Print the listing below exactly.
---- Information given
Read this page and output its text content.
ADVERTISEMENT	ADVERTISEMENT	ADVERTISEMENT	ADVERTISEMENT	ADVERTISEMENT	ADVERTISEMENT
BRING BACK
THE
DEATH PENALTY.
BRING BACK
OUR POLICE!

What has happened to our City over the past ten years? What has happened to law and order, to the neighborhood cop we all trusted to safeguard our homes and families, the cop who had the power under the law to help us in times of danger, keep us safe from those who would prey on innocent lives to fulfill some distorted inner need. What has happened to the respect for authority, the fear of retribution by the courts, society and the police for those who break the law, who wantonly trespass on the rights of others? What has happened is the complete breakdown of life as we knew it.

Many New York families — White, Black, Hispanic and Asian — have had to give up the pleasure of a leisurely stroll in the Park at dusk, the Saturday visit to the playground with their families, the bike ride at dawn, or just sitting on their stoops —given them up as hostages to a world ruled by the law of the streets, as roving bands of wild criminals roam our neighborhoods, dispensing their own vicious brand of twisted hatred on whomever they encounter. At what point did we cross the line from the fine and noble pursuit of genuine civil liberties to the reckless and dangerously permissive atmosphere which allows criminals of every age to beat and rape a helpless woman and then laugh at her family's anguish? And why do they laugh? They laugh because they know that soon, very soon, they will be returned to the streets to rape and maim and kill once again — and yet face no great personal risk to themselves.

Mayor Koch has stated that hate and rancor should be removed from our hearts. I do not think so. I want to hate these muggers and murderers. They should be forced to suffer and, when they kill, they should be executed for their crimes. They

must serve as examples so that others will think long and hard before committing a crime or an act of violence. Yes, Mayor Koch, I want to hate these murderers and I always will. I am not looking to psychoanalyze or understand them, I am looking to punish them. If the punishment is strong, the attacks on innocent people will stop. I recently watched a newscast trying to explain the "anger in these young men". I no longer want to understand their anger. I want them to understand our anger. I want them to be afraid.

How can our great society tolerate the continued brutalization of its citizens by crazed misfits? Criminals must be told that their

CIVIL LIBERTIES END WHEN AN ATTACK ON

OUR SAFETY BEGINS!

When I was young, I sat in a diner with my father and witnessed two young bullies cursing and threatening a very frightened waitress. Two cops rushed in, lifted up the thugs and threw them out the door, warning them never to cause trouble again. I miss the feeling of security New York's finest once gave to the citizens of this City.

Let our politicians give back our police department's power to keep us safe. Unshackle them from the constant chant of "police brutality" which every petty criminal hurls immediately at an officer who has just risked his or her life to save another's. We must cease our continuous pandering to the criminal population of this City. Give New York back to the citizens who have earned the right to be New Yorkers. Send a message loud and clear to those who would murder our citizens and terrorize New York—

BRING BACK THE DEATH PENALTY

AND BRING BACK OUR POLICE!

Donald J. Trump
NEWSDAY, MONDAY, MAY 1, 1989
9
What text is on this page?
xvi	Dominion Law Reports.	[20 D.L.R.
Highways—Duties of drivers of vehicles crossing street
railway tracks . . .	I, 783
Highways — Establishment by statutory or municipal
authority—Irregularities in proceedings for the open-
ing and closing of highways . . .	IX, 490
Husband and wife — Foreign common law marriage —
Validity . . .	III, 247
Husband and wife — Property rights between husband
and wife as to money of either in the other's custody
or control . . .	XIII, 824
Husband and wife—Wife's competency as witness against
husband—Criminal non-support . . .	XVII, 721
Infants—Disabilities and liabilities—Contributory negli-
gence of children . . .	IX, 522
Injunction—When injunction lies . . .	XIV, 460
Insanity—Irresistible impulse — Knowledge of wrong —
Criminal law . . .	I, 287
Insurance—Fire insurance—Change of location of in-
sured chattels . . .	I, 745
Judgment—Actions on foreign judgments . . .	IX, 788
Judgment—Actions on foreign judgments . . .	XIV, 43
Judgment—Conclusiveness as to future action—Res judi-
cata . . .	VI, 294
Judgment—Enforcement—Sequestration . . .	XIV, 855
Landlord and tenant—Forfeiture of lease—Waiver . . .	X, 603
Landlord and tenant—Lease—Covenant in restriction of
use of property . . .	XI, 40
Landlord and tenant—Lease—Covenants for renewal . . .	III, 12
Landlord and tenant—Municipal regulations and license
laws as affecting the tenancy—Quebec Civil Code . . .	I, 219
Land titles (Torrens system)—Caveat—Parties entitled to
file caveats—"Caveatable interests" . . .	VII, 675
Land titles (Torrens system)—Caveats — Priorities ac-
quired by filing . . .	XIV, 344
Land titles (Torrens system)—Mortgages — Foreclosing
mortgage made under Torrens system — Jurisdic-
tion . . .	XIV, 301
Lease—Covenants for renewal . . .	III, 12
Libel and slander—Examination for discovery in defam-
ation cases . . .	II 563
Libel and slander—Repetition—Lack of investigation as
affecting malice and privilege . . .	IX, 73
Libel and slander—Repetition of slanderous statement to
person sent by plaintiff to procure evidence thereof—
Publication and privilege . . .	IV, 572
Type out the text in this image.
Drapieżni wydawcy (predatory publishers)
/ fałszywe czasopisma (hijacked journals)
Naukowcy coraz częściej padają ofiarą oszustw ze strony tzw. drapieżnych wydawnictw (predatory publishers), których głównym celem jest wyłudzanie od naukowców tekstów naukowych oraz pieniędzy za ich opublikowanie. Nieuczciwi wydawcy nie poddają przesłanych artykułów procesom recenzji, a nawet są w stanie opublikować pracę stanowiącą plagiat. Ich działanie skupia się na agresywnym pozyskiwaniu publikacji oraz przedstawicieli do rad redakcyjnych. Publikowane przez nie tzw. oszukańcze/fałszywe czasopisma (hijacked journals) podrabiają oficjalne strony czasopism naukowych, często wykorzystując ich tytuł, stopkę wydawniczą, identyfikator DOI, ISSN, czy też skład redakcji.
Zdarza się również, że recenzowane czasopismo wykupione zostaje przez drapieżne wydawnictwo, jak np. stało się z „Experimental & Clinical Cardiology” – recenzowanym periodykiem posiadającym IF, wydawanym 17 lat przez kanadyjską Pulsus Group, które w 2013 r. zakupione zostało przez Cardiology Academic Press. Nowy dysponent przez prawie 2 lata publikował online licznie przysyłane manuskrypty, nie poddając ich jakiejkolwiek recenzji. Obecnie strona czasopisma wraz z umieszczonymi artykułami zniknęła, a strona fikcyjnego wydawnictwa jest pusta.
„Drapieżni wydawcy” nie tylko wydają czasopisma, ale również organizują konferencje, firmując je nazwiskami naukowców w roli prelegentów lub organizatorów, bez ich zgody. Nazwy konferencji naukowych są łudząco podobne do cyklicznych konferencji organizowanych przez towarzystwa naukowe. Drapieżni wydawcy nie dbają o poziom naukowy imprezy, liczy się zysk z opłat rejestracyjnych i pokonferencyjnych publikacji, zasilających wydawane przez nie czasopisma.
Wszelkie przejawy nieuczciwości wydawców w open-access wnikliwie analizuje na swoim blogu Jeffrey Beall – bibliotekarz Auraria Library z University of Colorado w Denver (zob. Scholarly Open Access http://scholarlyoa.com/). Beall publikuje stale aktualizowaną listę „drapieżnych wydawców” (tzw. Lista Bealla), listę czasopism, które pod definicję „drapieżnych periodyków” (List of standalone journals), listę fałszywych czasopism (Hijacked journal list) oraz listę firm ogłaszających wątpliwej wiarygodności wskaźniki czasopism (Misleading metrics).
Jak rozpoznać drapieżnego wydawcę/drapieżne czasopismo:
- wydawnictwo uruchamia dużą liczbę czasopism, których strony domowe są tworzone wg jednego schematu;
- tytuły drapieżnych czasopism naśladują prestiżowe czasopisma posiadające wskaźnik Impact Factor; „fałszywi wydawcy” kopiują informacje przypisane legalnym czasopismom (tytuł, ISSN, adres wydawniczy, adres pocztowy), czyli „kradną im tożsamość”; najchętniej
--------
= Output =
Read this page and output its text content.
ADVERTISEMENT	ADVERTISEMENT	ADVERTISEMENT	ADVERTISEMENT	ADVERTISEMENT	ADVERTISEMENT
BRING BACK
THE
DEATH PENALTY.
BRING BACK
OUR POLICE!

What has happened to our City over the past ten years? What has happened to law and order, to the neighborhood cop we all trusted to safeguard our homes and families, the cop who had the power under the law to help us in times of danger, keep us safe from those who would prey on innocent lives to fulfill some distorted inner need. What has happened to the respect for authority, the fear of retribution by the courts, society and the police for those who break the law, who wantonly trespass on the rights of others? What has happened is the complete breakdown of life as we knew it.

Many New York families — White, Black, Hispanic and Asian — have had to give up the pleasure of a leisurely stroll in the Park at dusk, the Saturday visit to the playground with their families, the bike ride at dawn, or just sitting on their stoops —given them up as hostages to a world ruled by the law of the streets, as roving bands of wild criminals roam our neighborhoods, dispensing their own vicious brand of twisted hatred on whomever they encounter. At what point did we cross the line from the fine and noble pursuit of genuine civil liberties to the reckless and dangerously permissive atmosphere which allows criminals of every age to beat and rape a helpless woman and then laugh at her family's anguish? And why do they laugh? They laugh because they know that soon, very soon, they will be returned to the streets to rape and maim and kill once again — and yet face no great personal risk to themselves.

Mayor Koch has stated that hate and rancor should be removed from our hearts. I do not think so. I want to hate these muggers and murderers. They should be forced to suffer and, when they kill, they should be executed for their crimes. They

must serve as examples so that others will think long and hard before committing a crime or an act of violence. Yes, Mayor Koch, I want to hate these murderers and I always will. I am not looking to psychoanalyze or understand them, I am looking to punish them. If the punishment is strong, the attacks on innocent people will stop. I recently watched a newscast trying to explain the "anger in these young men". I no longer want to understand their anger. I want them to understand our anger. I want them to be afraid.

How can our great society tolerate the continued brutalization of its citizens by crazed misfits? Criminals must be told that their

CIVIL LIBERTIES END WHEN AN ATTACK ON

OUR SAFETY BEGINS!

When I was young, I sat in a diner with my father and witnessed two young bullies cursing and threatening a very frightened waitress. Two cops rushed in, lifted up the thugs and threw them out the door, warning them never to cause trouble again. I miss the feeling of security New York's finest once gave to the citizens of this City.

Let our politicians give back our police department's power to keep us safe. Unshackle them from the constant chant of "police brutality" which every petty criminal hurls immediately at an officer who has just risked his or her life to save another's. We must cease our continuous pandering to the criminal population of this City. Give New York back to the citizens who have earned the right to be New Yorkers. Send a message loud and clear to those who would murder our citizens and terrorize New York—

BRING BACK THE DEATH PENALTY

AND BRING BACK OUR POLICE!

Donald J. Trump
NEWSDAY, MONDAY, MAY 1, 1989
9
What text is on this page?
xvi	Dominion Law Reports.	[20 D.L.R.
Highways—Duties of drivers of vehicles crossing street
railway tracks . . .	I, 783
Highways — Establishment by statutory or municipal
authority—Irregularities in proceedings for the open-
ing and closing of highways . . .	IX, 490
Husband and wife — Foreign common law marriage —
Validity . . .	III, 247
Husband and wife — Property rights between husband
and wife as to money of either in the other's custody
or control . . .	XIII, 824
Husband and wife—Wife's competency as witness against
husband—Criminal non-support . . .	XVII, 721
Infants—Disabilities and liabilities—Contributory negli-
gence of children . . .	IX, 522
Injunction—When injunction lies . . .	XIV, 460
Insanity—Irresistible impulse — Knowledge of wrong —
Criminal law . . .	I, 287
Insurance—Fire insurance—Change of location of in-
sured chattels . . .	I, 745
Judgment—Actions on foreign judgments . . .	IX, 788
Judgment—Actions on foreign judgments . . .	XIV, 43
Judgment—Conclusiveness as to future action—Res judi-
cata . . .	VI, 294
Judgment—Enforcement—Sequestration . . .	XIV, 855
Landlord and tenant—Forfeiture of lease—Waiver . . .	X, 603
Landlord and tenant—Lease—Covenant in restriction of
use of property . . .	XI, 40
Landlord and tenant—Lease—Covenants for renewal . . .	III, 12
Landlord and tenant—Municipal regulations and license
laws as affecting the tenancy—Quebec Civil Code . . .	I, 219
Land titles (Torrens system)—Caveat—Parties entitled to
file caveats—"Caveatable interests" . . .	VII, 675
Land titles (Torrens system)—Caveats — Priorities ac-
quired by filing . . .	XIV, 344
Land titles (Torrens system)—Mortgages — Foreclosing
mortgage made under Torrens system — Jurisdic-
tion . . .	XIV, 301
Lease—Covenants for renewal . . .	III, 12
Libel and slander—Examination for discovery in defam-
ation cases . . .	II 563
Libel and slander—Repetition—Lack of investigation as
affecting malice and privilege . . .	IX, 73
Libel and slander—Repetition of slanderous statement to
person sent by plaintiff to procure evidence thereof—
Publication and privilege . . .	IV, 572
Type out the text in this image.
Drapieżni wydawcy (predatory publishers)
/ fałszywe czasopisma (hijacked journals)
Naukowcy coraz częściej padają ofiarą oszustw ze strony tzw. drapieżnych wydawnictw (predatory publishers), których głównym celem jest wyłudzanie od naukowców tekstów naukowych oraz pieniędzy za ich opublikowanie. Nieuczciwi wydawcy nie poddają przesłanych artykułów procesom recenzji, a nawet są w stanie opublikować pracę stanowiącą plagiat. Ich działanie skupia się na agresywnym pozyskiwaniu publikacji oraz przedstawicieli do rad redakcyjnych. Publikowane przez nie tzw. oszukańcze/fałszywe czasopisma (hijacked journals) podrabiają oficjalne strony czasopism naukowych, często wykorzystując ich tytuł, stopkę wydawniczą, identyfikator DOI, ISSN, czy też skład redakcji.
Zdarza się również, że recenzowane czasopismo wykupione zostaje przez drapieżne wydawnictwo, jak np. stało się z „Experimental & Clinical Cardiology” – recenzowanym periodykiem posiadającym IF, wydawanym 17 lat przez kanadyjską Pulsus Group, które w 2013 r. zakupione zostało przez Cardiology Academic Press. Nowy dysponent przez prawie 2 lata publikował online licznie przysyłane manuskrypty, nie poddając ich jakiejkolwiek recenzji. Obecnie strona czasopisma wraz z umieszczonymi artykułami zniknęła, a strona fikcyjnego wydawnictwa jest pusta.
„Drapieżni wydawcy” nie tylko wydają czasopisma, ale również organizują konferencje, firmując je nazwiskami naukowców w roli prelegentów lub organizatorów, bez ich zgody. Nazwy konferencji naukowych są łudząco podobne do cyklicznych konferencji organizowanych przez towarzystwa naukowe. Drapieżni wydawcy nie dbają o poziom naukowy imprezy, liczy się zysk z opłat rejestracyjnych i pokonferencyjnych publikacji, zasilających wydawane przez nie czasopisma.
Wszelkie przejawy nieuczciwości wydawców w open-access wnikliwie analizuje na swoim blogu Jeffrey Beall – bibliotekarz Auraria Library z University of Colorado w Denver (zob. Scholarly Open Access http://scholarlyoa.com/). Beall publikuje stale aktualizowaną listę „drapieżnych wydawców” (tzw. Lista Bealla), listę czasopism, które pod definicję „drapieżnych periodyków” (List of standalone journals), listę fałszywych czasopism (Hijacked journal list) oraz listę firm ogłaszających wątpliwej wiarygodności wskaźniki czasopism (Misleading metrics).
Jak rozpoznać drapieżnego wydawcę/drapieżne czasopismo:
- wydawnictwo uruchamia dużą liczbę czasopism, których strony domowe są tworzone wg jednego schematu;
- tytuły drapieżnych czasopism naśladują prestiżowe czasopisma posiadające wskaźnik Impact Factor; „fałszywi wydawcy” kopiują informacje przypisane legalnym czasopismom (tytuł, ISSN, adres wydawniczy, adres pocztowy), czyli „kradną im tożsamość”; najchętniej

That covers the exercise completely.